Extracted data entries
········
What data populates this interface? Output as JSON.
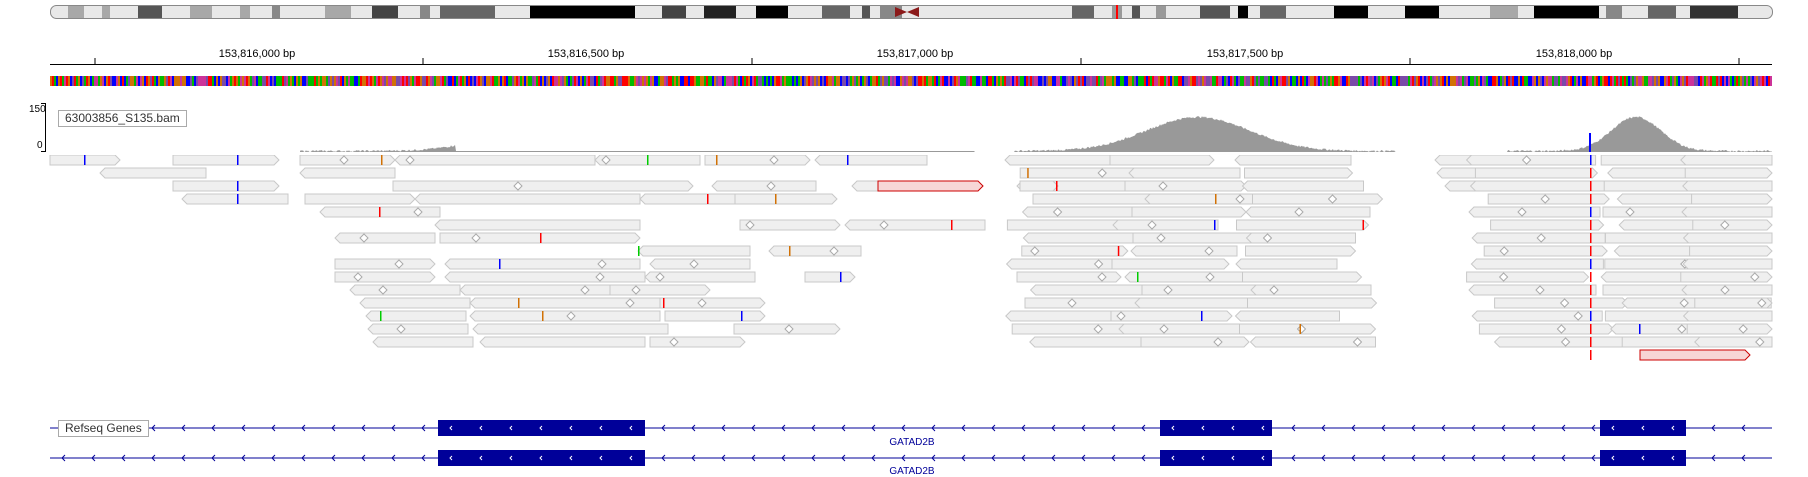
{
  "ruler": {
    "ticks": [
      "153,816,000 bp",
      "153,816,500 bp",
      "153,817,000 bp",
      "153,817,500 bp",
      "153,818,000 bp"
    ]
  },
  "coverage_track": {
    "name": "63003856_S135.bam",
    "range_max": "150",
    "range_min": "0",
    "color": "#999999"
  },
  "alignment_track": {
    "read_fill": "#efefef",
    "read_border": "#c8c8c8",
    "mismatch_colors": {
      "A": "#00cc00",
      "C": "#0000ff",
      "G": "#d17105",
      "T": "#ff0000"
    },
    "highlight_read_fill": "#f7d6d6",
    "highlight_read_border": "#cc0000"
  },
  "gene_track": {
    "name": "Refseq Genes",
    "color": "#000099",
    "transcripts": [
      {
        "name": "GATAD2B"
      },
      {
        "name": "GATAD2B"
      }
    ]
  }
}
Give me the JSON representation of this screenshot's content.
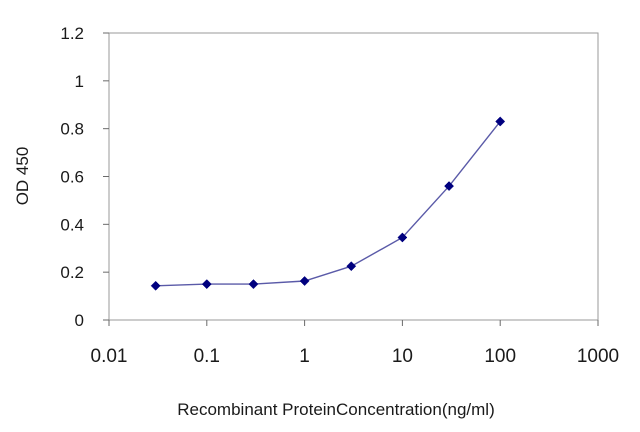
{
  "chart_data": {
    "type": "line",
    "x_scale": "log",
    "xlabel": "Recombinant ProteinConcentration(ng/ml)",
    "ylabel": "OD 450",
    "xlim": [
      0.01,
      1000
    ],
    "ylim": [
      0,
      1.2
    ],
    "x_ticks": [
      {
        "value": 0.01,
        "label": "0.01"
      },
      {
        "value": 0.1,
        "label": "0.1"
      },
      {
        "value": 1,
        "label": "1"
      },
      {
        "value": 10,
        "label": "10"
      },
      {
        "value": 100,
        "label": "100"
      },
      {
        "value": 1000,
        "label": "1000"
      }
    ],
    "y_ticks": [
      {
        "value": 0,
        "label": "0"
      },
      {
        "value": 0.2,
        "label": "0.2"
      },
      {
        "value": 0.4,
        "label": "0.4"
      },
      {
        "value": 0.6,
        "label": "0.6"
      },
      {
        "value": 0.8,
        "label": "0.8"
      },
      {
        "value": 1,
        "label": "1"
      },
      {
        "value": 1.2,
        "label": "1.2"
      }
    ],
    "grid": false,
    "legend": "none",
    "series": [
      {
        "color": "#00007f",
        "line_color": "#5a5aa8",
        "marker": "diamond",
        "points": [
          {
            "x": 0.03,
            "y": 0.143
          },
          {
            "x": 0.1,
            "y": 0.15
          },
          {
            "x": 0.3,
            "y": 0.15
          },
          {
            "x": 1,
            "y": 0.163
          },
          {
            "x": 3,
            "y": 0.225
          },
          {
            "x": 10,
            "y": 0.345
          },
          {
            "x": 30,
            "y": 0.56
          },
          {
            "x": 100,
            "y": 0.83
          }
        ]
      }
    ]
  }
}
········
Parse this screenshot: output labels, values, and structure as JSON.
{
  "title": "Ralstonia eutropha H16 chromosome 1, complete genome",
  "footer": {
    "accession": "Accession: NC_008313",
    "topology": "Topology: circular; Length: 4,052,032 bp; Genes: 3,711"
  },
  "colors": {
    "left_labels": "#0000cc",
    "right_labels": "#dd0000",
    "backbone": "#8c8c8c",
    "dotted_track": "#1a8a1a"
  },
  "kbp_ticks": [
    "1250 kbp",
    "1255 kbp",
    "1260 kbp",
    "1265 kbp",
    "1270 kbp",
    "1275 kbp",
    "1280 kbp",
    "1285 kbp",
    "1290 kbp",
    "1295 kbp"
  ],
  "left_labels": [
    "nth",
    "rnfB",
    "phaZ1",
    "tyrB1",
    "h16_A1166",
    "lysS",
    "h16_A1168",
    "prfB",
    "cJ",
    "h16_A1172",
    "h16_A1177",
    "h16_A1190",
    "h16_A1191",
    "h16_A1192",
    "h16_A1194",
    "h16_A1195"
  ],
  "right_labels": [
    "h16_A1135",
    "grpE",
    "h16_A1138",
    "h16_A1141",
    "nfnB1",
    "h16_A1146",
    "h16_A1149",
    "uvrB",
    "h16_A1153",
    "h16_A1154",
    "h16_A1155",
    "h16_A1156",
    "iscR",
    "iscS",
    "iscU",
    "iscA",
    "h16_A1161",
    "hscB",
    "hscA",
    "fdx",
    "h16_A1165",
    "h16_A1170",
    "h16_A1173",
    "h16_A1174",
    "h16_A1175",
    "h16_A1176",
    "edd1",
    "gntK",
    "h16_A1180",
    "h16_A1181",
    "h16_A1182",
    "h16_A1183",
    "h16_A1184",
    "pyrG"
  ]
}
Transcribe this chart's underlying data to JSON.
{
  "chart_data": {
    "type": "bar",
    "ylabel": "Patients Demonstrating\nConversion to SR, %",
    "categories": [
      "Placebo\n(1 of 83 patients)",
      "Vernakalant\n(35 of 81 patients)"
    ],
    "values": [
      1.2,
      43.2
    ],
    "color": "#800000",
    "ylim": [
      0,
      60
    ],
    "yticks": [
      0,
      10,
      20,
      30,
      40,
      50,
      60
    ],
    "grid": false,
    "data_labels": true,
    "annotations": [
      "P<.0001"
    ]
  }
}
········
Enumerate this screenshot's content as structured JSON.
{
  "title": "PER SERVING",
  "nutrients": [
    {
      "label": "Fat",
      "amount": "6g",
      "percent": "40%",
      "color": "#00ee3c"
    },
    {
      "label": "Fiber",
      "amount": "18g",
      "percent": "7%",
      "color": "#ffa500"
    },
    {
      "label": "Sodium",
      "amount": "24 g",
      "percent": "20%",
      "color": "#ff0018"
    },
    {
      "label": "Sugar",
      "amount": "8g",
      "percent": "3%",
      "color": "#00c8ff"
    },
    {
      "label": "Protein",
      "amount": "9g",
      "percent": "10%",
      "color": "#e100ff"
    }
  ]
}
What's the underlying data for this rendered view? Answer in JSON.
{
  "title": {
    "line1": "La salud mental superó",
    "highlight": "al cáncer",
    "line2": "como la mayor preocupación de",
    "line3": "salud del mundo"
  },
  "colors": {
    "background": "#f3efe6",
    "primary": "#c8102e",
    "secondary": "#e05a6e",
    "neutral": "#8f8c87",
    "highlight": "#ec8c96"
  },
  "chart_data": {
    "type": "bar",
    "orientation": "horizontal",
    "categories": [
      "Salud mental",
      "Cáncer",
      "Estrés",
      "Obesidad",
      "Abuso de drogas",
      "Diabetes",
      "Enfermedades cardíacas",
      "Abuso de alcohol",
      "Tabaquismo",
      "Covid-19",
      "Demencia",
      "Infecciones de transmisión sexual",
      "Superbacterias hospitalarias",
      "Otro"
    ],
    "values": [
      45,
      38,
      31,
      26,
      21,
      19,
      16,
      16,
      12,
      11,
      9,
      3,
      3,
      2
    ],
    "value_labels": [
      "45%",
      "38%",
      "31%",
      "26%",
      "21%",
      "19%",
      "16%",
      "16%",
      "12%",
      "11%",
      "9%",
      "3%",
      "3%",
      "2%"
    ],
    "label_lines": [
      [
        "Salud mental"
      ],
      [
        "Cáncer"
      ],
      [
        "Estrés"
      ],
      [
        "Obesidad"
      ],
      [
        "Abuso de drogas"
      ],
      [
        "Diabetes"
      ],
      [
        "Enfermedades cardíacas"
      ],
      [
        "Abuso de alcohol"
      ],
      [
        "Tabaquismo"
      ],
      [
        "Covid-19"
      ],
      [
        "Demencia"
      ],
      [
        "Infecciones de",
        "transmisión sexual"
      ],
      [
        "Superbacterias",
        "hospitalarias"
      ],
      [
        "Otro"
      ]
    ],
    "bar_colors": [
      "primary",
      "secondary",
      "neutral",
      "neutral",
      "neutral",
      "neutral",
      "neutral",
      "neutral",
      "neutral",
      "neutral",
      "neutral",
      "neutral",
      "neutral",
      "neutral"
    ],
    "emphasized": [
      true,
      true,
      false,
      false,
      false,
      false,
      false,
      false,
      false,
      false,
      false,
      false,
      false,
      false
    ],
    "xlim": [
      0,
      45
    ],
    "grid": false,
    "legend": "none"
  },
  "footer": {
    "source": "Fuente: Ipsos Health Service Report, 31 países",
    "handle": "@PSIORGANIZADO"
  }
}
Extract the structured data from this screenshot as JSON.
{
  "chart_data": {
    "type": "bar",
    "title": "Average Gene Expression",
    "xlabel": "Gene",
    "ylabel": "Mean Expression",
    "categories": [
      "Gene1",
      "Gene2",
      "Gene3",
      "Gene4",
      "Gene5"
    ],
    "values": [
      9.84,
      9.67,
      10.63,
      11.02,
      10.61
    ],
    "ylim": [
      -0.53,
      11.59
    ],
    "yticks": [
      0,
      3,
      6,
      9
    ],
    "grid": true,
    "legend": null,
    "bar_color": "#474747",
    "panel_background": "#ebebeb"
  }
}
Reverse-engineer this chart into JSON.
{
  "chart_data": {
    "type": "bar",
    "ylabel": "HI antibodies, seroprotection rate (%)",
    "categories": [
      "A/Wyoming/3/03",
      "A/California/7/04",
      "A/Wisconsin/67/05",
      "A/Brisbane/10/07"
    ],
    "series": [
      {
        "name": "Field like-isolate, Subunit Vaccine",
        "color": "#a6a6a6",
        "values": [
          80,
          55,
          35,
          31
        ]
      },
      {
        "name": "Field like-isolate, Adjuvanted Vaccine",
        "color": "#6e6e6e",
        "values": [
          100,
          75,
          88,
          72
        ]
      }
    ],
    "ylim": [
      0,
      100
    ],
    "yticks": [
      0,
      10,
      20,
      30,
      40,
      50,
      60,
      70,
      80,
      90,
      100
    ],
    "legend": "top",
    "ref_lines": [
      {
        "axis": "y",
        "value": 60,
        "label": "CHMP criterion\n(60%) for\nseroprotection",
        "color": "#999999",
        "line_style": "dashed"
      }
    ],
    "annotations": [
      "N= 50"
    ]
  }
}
········
▸ PROBLEM
On how many lines of the data does "What" appear? Give only that number.

▸ ANSWER SPACE
2